▸ WHAT TO DO
Give all the lines below again, exactly, with no pictures.
━━━ RECORDS TO USE ━━━
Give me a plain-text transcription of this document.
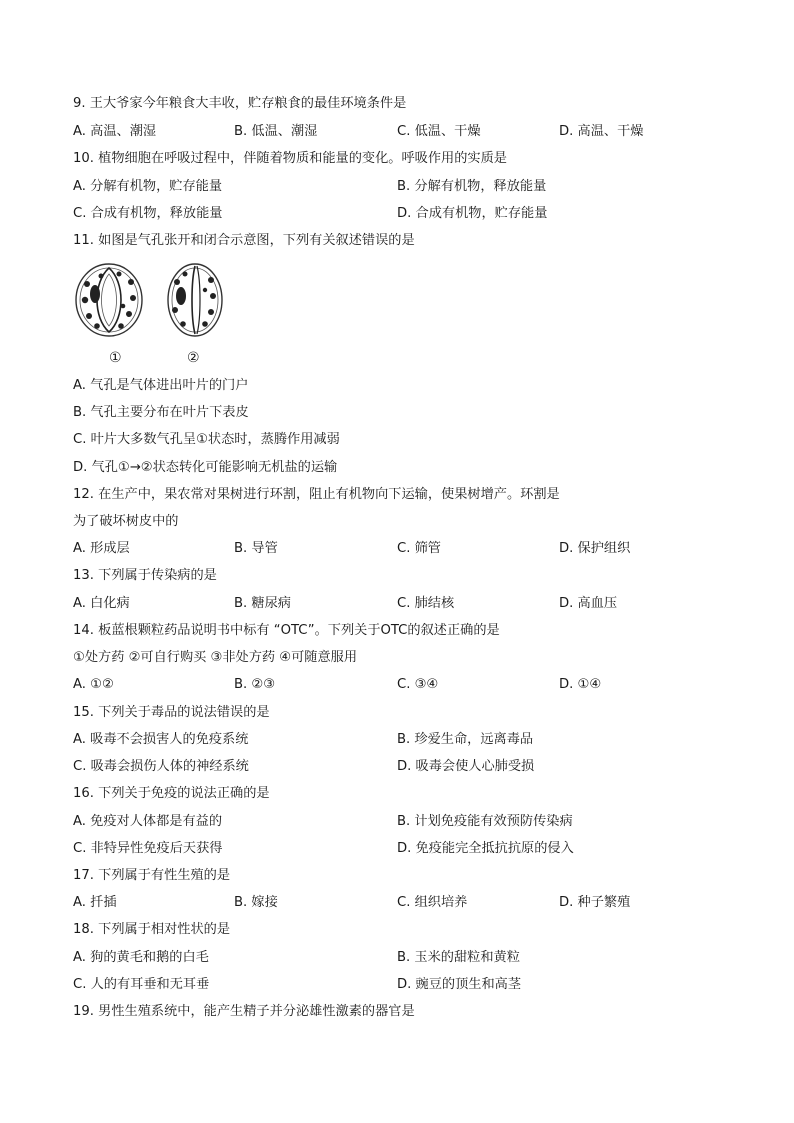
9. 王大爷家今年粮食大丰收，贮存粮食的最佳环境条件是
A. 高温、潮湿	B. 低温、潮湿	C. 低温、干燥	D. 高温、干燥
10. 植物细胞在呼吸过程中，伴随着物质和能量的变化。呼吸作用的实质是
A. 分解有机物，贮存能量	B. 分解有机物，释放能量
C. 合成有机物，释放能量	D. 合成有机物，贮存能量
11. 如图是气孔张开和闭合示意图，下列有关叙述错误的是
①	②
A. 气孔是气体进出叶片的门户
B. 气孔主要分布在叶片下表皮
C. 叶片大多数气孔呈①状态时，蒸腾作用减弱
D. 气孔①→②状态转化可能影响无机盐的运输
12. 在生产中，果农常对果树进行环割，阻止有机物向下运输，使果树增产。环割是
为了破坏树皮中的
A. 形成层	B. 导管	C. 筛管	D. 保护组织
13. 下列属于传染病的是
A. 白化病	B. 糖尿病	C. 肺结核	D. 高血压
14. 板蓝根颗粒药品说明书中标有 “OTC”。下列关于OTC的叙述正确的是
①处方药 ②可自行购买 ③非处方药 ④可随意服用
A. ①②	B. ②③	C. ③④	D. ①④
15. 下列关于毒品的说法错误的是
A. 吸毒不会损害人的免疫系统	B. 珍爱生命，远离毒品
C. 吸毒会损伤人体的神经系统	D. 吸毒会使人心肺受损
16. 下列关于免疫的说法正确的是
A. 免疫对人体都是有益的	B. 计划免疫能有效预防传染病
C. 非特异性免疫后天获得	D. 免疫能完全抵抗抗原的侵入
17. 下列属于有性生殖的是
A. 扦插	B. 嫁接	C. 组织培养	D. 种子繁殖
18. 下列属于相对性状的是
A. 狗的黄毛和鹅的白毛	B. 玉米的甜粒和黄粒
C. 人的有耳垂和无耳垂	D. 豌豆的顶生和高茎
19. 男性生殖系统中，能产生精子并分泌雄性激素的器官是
━━━
▸ EXERCISE OUTPUT
Give me a plain-text transcription of this document.
9. 王大爷家今年粮食大丰收，贮存粮食的最佳环境条件是
A. 高温、潮湿	B. 低温、潮湿	C. 低温、干燥	D. 高温、干燥
10. 植物细胞在呼吸过程中，伴随着物质和能量的变化。呼吸作用的实质是
A. 分解有机物，贮存能量	B. 分解有机物，释放能量
C. 合成有机物，释放能量	D. 合成有机物，贮存能量
11. 如图是气孔张开和闭合示意图，下列有关叙述错误的是
①	②
A. 气孔是气体进出叶片的门户
B. 气孔主要分布在叶片下表皮
C. 叶片大多数气孔呈①状态时，蒸腾作用减弱
D. 气孔①→②状态转化可能影响无机盐的运输
12. 在生产中，果农常对果树进行环割，阻止有机物向下运输，使果树增产。环割是
为了破坏树皮中的
A. 形成层	B. 导管	C. 筛管	D. 保护组织
13. 下列属于传染病的是
A. 白化病	B. 糖尿病	C. 肺结核	D. 高血压
14. 板蓝根颗粒药品说明书中标有 “OTC”。下列关于OTC的叙述正确的是
①处方药 ②可自行购买 ③非处方药 ④可随意服用
A. ①②	B. ②③	C. ③④	D. ①④
15. 下列关于毒品的说法错误的是
A. 吸毒不会损害人的免疫系统	B. 珍爱生命，远离毒品
C. 吸毒会损伤人体的神经系统	D. 吸毒会使人心肺受损
16. 下列关于免疫的说法正确的是
A. 免疫对人体都是有益的	B. 计划免疫能有效预防传染病
C. 非特异性免疫后天获得	D. 免疫能完全抵抗抗原的侵入
17. 下列属于有性生殖的是
A. 扦插	B. 嫁接	C. 组织培养	D. 种子繁殖
18. 下列属于相对性状的是
A. 狗的黄毛和鹅的白毛	B. 玉米的甜粒和黄粒
C. 人的有耳垂和无耳垂	D. 豌豆的顶生和高茎
19. 男性生殖系统中，能产生精子并分泌雄性激素的器官是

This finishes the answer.